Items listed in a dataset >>
════════

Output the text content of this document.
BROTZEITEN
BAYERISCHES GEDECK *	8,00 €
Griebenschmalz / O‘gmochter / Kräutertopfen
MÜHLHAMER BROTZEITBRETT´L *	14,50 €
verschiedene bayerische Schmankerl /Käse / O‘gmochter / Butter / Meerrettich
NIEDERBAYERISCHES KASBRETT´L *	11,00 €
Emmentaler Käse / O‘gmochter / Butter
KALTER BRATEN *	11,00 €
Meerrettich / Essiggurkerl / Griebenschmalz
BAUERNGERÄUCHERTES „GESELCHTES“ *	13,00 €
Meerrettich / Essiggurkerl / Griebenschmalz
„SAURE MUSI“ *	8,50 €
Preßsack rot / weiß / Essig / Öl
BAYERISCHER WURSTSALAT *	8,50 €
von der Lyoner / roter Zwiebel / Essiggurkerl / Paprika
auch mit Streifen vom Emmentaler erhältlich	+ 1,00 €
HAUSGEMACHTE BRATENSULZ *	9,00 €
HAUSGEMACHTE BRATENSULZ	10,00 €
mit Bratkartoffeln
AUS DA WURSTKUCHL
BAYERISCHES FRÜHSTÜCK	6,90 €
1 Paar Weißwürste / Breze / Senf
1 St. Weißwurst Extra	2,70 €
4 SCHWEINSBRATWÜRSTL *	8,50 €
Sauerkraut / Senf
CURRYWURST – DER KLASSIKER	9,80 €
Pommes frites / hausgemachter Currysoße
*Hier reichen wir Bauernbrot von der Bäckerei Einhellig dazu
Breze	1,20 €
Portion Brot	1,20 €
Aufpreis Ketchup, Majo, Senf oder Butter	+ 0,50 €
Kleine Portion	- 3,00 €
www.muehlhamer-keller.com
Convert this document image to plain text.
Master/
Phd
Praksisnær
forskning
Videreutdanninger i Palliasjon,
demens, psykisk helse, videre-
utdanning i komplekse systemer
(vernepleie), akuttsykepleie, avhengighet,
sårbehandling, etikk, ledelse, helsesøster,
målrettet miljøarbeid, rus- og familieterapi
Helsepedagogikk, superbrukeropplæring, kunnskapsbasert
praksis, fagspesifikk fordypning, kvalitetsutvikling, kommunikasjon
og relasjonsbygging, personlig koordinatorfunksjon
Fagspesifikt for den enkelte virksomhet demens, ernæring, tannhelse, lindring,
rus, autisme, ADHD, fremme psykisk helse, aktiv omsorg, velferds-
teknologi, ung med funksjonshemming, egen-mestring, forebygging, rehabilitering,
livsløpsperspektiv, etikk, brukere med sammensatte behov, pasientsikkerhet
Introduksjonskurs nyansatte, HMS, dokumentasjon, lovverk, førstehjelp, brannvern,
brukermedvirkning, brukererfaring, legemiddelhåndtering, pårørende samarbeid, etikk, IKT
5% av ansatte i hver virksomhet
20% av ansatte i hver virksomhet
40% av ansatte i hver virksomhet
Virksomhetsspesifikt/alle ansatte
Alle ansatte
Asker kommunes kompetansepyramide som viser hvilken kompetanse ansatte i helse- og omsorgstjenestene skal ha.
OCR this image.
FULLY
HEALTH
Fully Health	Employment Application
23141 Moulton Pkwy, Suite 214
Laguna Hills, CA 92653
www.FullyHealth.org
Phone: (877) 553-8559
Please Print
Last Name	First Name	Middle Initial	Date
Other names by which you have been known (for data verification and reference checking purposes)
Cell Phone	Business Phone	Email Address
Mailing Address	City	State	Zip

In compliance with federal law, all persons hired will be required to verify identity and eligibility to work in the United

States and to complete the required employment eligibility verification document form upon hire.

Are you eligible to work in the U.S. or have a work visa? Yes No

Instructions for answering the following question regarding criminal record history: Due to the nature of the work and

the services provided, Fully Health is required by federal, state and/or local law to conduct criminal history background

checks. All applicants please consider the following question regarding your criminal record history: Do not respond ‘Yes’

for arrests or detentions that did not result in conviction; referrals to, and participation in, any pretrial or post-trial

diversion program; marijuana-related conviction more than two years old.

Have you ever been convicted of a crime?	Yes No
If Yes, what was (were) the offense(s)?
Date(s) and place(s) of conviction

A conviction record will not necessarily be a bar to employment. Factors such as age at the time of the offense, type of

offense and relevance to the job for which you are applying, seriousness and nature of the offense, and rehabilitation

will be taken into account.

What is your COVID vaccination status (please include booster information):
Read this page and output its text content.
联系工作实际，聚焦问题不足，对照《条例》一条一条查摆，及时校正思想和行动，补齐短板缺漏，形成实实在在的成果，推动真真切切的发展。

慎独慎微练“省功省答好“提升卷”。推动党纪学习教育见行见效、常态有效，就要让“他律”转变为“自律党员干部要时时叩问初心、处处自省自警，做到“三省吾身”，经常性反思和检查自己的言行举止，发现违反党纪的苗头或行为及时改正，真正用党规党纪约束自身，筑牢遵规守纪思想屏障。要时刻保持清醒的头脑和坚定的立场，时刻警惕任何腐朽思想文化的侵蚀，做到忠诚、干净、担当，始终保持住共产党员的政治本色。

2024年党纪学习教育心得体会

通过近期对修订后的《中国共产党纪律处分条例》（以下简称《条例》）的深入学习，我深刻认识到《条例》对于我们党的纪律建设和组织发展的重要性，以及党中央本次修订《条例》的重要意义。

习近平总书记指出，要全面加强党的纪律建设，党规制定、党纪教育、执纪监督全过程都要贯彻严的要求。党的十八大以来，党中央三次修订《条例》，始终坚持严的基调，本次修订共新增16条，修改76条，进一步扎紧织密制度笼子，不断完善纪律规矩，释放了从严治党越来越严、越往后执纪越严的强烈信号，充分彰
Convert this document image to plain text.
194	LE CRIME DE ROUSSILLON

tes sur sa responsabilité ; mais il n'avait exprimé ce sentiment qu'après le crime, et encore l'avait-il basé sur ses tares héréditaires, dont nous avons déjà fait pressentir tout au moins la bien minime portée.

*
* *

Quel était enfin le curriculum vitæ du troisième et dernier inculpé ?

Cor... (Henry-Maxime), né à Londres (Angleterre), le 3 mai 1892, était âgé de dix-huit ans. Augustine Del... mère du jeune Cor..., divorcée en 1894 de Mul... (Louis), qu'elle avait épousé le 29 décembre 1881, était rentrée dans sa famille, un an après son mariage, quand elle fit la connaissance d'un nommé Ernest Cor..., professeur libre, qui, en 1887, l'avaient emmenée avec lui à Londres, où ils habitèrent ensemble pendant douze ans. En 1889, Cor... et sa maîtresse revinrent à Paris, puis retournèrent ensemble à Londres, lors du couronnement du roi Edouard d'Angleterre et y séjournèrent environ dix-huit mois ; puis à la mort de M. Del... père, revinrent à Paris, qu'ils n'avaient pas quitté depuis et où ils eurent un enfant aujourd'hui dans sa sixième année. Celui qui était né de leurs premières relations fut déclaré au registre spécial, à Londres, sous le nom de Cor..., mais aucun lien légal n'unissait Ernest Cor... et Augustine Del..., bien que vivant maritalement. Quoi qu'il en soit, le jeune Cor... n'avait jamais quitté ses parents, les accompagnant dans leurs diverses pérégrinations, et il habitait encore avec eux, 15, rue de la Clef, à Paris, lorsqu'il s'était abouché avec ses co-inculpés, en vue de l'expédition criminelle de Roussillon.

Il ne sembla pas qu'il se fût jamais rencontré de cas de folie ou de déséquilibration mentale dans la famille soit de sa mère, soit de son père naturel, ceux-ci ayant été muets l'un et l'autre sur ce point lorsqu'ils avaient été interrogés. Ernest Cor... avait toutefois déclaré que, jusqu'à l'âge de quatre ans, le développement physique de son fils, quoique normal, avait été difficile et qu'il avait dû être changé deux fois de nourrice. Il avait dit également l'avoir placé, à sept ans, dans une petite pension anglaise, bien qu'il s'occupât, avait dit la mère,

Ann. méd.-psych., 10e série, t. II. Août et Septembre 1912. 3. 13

════════

Work to complete >> Scan the records above for the string "content", then report every line that contains it.

Solution to this exercise >>
Output the text content of this document.
Read this page and output its text content.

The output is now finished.